··· Data for the task
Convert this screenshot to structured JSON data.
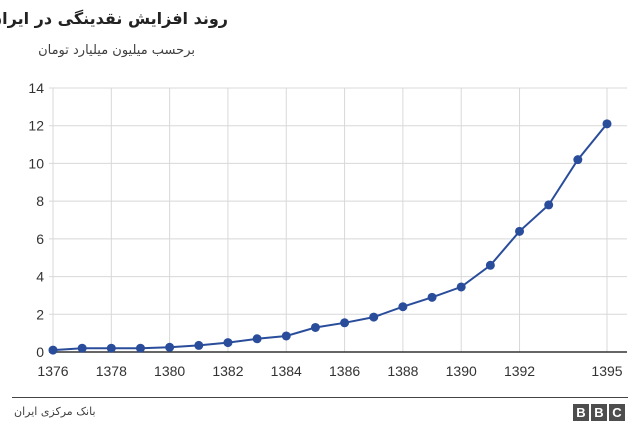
{
  "header": {
    "title": "روند افزایش نقدینگی در ایران",
    "subtitle": "برحسب میلیون میلیارد تومان"
  },
  "footer": {
    "source": "بانک مرکزی ایران",
    "logo_letters": [
      "B",
      "B",
      "C"
    ]
  },
  "colors": {
    "series": "#2a4d9b",
    "grid": "#d8d8d8",
    "axis": "#333333"
  },
  "chart_data": {
    "type": "line",
    "title": "روند افزایش نقدینگی در ایران",
    "subtitle": "برحسب میلیون میلیارد تومان",
    "xlabel": "",
    "ylabel": "",
    "xlim": [
      1376,
      1395
    ],
    "ylim": [
      0,
      14
    ],
    "x_ticks": [
      1376,
      1378,
      1380,
      1382,
      1384,
      1386,
      1388,
      1390,
      1392,
      1395
    ],
    "y_ticks": [
      0,
      2,
      4,
      6,
      8,
      10,
      12,
      14
    ],
    "grid": true,
    "legend": "none",
    "series": [
      {
        "x": [
          1376,
          1377,
          1378,
          1379,
          1380,
          1381,
          1382,
          1383,
          1384,
          1385,
          1386,
          1387,
          1388,
          1389,
          1390,
          1391,
          1392,
          1393,
          1394,
          1395
        ],
        "values": [
          0.1,
          0.2,
          0.2,
          0.2,
          0.25,
          0.35,
          0.5,
          0.7,
          0.85,
          1.3,
          1.55,
          1.85,
          2.4,
          2.9,
          3.45,
          4.6,
          6.4,
          7.8,
          10.2,
          12.1
        ]
      }
    ]
  }
}
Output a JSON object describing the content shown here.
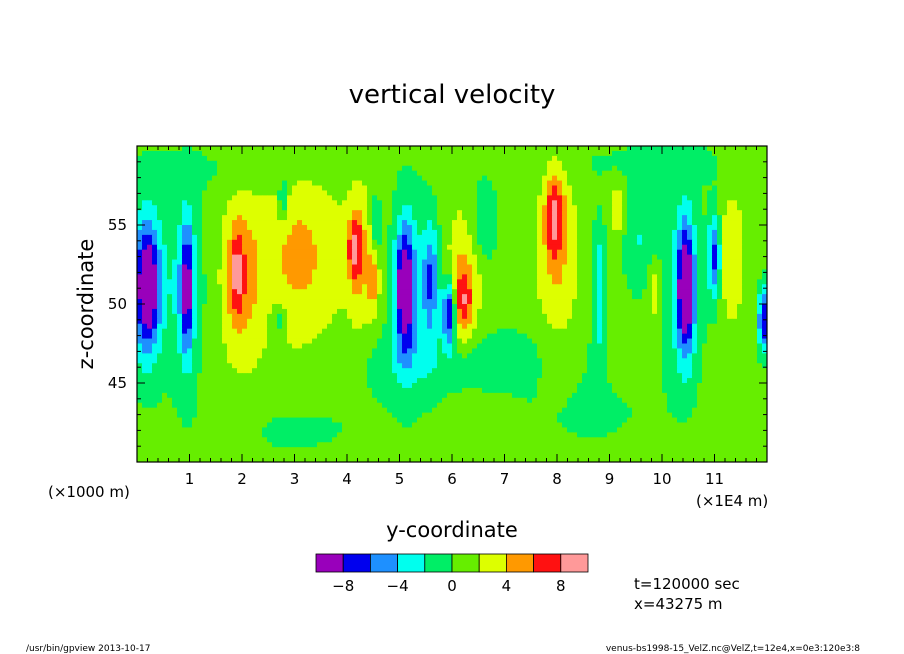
{
  "chart_data": {
    "type": "heatmap",
    "title": "vertical velocity",
    "xlabel": "y-coordinate",
    "ylabel": "z-coordinate",
    "x_unit_note": "(×1E4 m)",
    "y_unit_note": "(×1000 m)",
    "xlim": [
      0,
      120000
    ],
    "ylim": [
      40,
      60
    ],
    "xticks": [
      {
        "value": 10000,
        "label": "1"
      },
      {
        "value": 20000,
        "label": "2"
      },
      {
        "value": 30000,
        "label": "3"
      },
      {
        "value": 40000,
        "label": "4"
      },
      {
        "value": 50000,
        "label": "5"
      },
      {
        "value": 60000,
        "label": "6"
      },
      {
        "value": 70000,
        "label": "7"
      },
      {
        "value": 80000,
        "label": "8"
      },
      {
        "value": 90000,
        "label": "9"
      },
      {
        "value": 100000,
        "label": "10"
      },
      {
        "value": 110000,
        "label": "11"
      }
    ],
    "yticks": [
      {
        "value": 45,
        "label": "45"
      },
      {
        "value": 50,
        "label": "50"
      },
      {
        "value": 55,
        "label": "55"
      }
    ],
    "colorbar": {
      "levels": [
        -10,
        -8,
        -6,
        -4,
        -2,
        0,
        2,
        4,
        6,
        8,
        10
      ],
      "colors": [
        "#9900bb",
        "#0000ee",
        "#1e90ff",
        "#00ffee",
        "#00ee66",
        "#66ee00",
        "#ddff00",
        "#ff9900",
        "#ff1111",
        "#ff9999"
      ],
      "tick_labels": [
        {
          "value": -8,
          "label": "−8"
        },
        {
          "value": -4,
          "label": "−4"
        },
        {
          "value": 0,
          "label": "0"
        },
        {
          "value": 4,
          "label": "4"
        },
        {
          "value": 8,
          "label": "8"
        }
      ]
    },
    "background_value": 1,
    "features": [
      {
        "y": 2000,
        "z": 51,
        "sy": 1600,
        "sz": 2.8,
        "amp": -10
      },
      {
        "y": 1500,
        "z": 51.5,
        "sy": 3000,
        "sz": 4.5,
        "amp": -3
      },
      {
        "y": 9500,
        "z": 51,
        "sy": 900,
        "sz": 3.0,
        "amp": -8
      },
      {
        "y": 9000,
        "z": 51,
        "sy": 2800,
        "sz": 4.5,
        "amp": -3
      },
      {
        "y": 20000,
        "z": 51.5,
        "sy": 2800,
        "sz": 4.0,
        "amp": 3.5
      },
      {
        "y": 19000,
        "z": 52,
        "sy": 1000,
        "sz": 1.8,
        "amp": 5
      },
      {
        "y": 31000,
        "z": 53,
        "sy": 5500,
        "sz": 4.0,
        "amp": 3.5
      },
      {
        "y": 41500,
        "z": 53.5,
        "sy": 1000,
        "sz": 1.4,
        "amp": 6
      },
      {
        "y": 27000,
        "z": 49,
        "sy": 1200,
        "sz": 0.8,
        "amp": -3
      },
      {
        "y": 27800,
        "z": 56.5,
        "sy": 700,
        "sz": 1.0,
        "amp": -4
      },
      {
        "y": 42500,
        "z": 53,
        "sy": 1600,
        "sz": 4.0,
        "amp": 2.5
      },
      {
        "y": 45500,
        "z": 55,
        "sy": 600,
        "sz": 1.2,
        "amp": -4
      },
      {
        "y": 45000,
        "z": 51.5,
        "sy": 800,
        "sz": 1.5,
        "amp": 4
      },
      {
        "y": 51000,
        "z": 51,
        "sy": 1300,
        "sz": 2.8,
        "amp": -10
      },
      {
        "y": 52500,
        "z": 51,
        "sy": 3000,
        "sz": 4.5,
        "amp": -3
      },
      {
        "y": 56000,
        "z": 51.5,
        "sy": 1100,
        "sz": 2.5,
        "amp": -6
      },
      {
        "y": 59500,
        "z": 49.5,
        "sy": 900,
        "sz": 1.4,
        "amp": -10
      },
      {
        "y": 62000,
        "z": 50,
        "sy": 1300,
        "sz": 1.6,
        "amp": 5
      },
      {
        "y": 62500,
        "z": 52,
        "sy": 2500,
        "sz": 3.0,
        "amp": 3
      },
      {
        "y": 66000,
        "z": 55,
        "sy": 2000,
        "sz": 2.0,
        "amp": -3
      },
      {
        "y": 79500,
        "z": 55.5,
        "sy": 1200,
        "sz": 1.8,
        "amp": 6
      },
      {
        "y": 80000,
        "z": 53,
        "sy": 2600,
        "sz": 4.5,
        "amp": 3
      },
      {
        "y": 88000,
        "z": 51,
        "sy": 900,
        "sz": 3.0,
        "amp": -4.5
      },
      {
        "y": 91500,
        "z": 56,
        "sy": 900,
        "sz": 1.0,
        "amp": 4
      },
      {
        "y": 96000,
        "z": 54,
        "sy": 2500,
        "sz": 2.5,
        "amp": -3
      },
      {
        "y": 98500,
        "z": 51,
        "sy": 900,
        "sz": 1.5,
        "amp": 3.5
      },
      {
        "y": 104500,
        "z": 51,
        "sy": 1200,
        "sz": 3.0,
        "amp": -10
      },
      {
        "y": 104000,
        "z": 51,
        "sy": 3000,
        "sz": 4.5,
        "amp": -3
      },
      {
        "y": 110000,
        "z": 53,
        "sy": 900,
        "sz": 2.0,
        "amp": -8
      },
      {
        "y": 113000,
        "z": 53,
        "sy": 2000,
        "sz": 3.0,
        "amp": 2.5
      },
      {
        "y": 119500,
        "z": 49,
        "sy": 900,
        "sz": 1.5,
        "amp": -9
      },
      {
        "y": 52000,
        "z": 46,
        "sy": 12000,
        "sz": 1.5,
        "amp": -1.4
      },
      {
        "y": 70000,
        "z": 47,
        "sy": 15000,
        "sz": 1.5,
        "amp": -1.3
      },
      {
        "y": 85000,
        "z": 43,
        "sy": 12000,
        "sz": 2.0,
        "amp": -1.3
      },
      {
        "y": 30000,
        "z": 42,
        "sy": 15000,
        "sz": 2.0,
        "amp": -1.2
      },
      {
        "y": 100000,
        "z": 59,
        "sy": 20000,
        "sz": 1.2,
        "amp": -1.2
      },
      {
        "y": 20000,
        "z": 58.5,
        "sy": 15000,
        "sz": 1.2,
        "amp": -1.2
      }
    ]
  },
  "annotations": {
    "time": "t=120000 sec",
    "position": "x=43275 m",
    "footer_left": "/usr/bin/gpview  2013-10-17",
    "footer_right": "venus-bs1998-15_VelZ.nc@VelZ,t=12e4,x=0e3:120e3:8"
  }
}
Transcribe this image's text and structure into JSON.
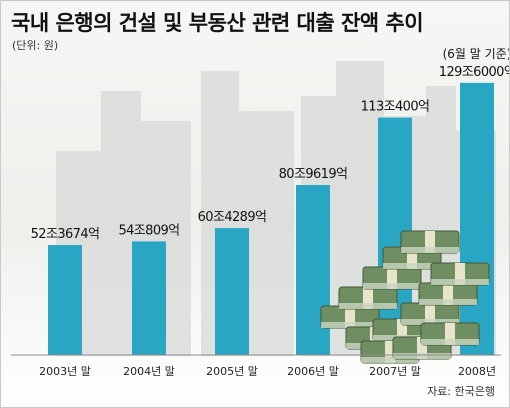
······
**Problem:** Which lines contain the word "JSON"? Copy each of them.

**Problem solution:**
Convert this screenshot to structured JSON data.
Output a JSON object describing the content shown here.
Transcribe this image's text and structure into JSON.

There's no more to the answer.